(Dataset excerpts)
>> begin

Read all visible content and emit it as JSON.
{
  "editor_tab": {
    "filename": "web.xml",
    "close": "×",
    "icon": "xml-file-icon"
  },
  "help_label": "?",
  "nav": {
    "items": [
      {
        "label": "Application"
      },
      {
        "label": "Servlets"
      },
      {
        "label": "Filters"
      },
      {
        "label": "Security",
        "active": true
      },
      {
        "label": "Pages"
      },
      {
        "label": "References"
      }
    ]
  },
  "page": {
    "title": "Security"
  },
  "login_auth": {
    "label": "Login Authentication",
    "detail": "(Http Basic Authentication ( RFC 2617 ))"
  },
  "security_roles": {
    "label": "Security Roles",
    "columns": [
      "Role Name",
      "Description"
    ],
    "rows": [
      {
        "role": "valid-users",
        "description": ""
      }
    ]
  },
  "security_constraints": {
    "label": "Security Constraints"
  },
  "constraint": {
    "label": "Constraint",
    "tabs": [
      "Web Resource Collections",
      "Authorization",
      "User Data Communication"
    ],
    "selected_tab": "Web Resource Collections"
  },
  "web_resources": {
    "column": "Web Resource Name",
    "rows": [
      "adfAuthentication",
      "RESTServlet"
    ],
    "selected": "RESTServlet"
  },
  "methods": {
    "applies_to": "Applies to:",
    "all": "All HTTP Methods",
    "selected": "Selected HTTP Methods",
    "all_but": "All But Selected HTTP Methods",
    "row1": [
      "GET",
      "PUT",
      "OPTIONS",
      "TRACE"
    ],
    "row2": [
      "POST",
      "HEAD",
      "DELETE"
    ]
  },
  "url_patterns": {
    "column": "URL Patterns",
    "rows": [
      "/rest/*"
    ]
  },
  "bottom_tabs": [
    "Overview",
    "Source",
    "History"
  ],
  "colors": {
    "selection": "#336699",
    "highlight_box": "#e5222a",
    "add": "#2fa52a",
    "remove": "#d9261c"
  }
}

>> end

Output the whole listing above again, word for word.

Expected answer:
Read all visible content and emit it as JSON.
{
  "editor_tab": {
    "filename": "web.xml",
    "close": "×",
    "icon": "xml-file-icon"
  },
  "help_label": "?",
  "nav": {
    "items": [
      {
        "label": "Application"
      },
      {
        "label": "Servlets"
      },
      {
        "label": "Filters"
      },
      {
        "label": "Security",
        "active": true
      },
      {
        "label": "Pages"
      },
      {
        "label": "References"
      }
    ]
  },
  "page": {
    "title": "Security"
  },
  "login_auth": {
    "label": "Login Authentication",
    "detail": "(Http Basic Authentication ( RFC 2617 ))"
  },
  "security_roles": {
    "label": "Security Roles",
    "columns": [
      "Role Name",
      "Description"
    ],
    "rows": [
      {
        "role": "valid-users",
        "description": ""
      }
    ]
  },
  "security_constraints": {
    "label": "Security Constraints"
  },
  "constraint": {
    "label": "Constraint",
    "tabs": [
      "Web Resource Collections",
      "Authorization",
      "User Data Communication"
    ],
    "selected_tab": "Web Resource Collections"
  },
  "web_resources": {
    "column": "Web Resource Name",
    "rows": [
      "adfAuthentication",
      "RESTServlet"
    ],
    "selected": "RESTServlet"
  },
  "methods": {
    "applies_to": "Applies to:",
    "all": "All HTTP Methods",
    "selected": "Selected HTTP Methods",
    "all_but": "All But Selected HTTP Methods",
    "row1": [
      "GET",
      "PUT",
      "OPTIONS",
      "TRACE"
    ],
    "row2": [
      "POST",
      "HEAD",
      "DELETE"
    ]
  },
  "url_patterns": {
    "column": "URL Patterns",
    "rows": [
      "/rest/*"
    ]
  },
  "bottom_tabs": [
    "Overview",
    "Source",
    "History"
  ],
  "colors": {
    "selection": "#336699",
    "highlight_box": "#e5222a",
    "add": "#2fa52a",
    "remove": "#d9261c"
  }
}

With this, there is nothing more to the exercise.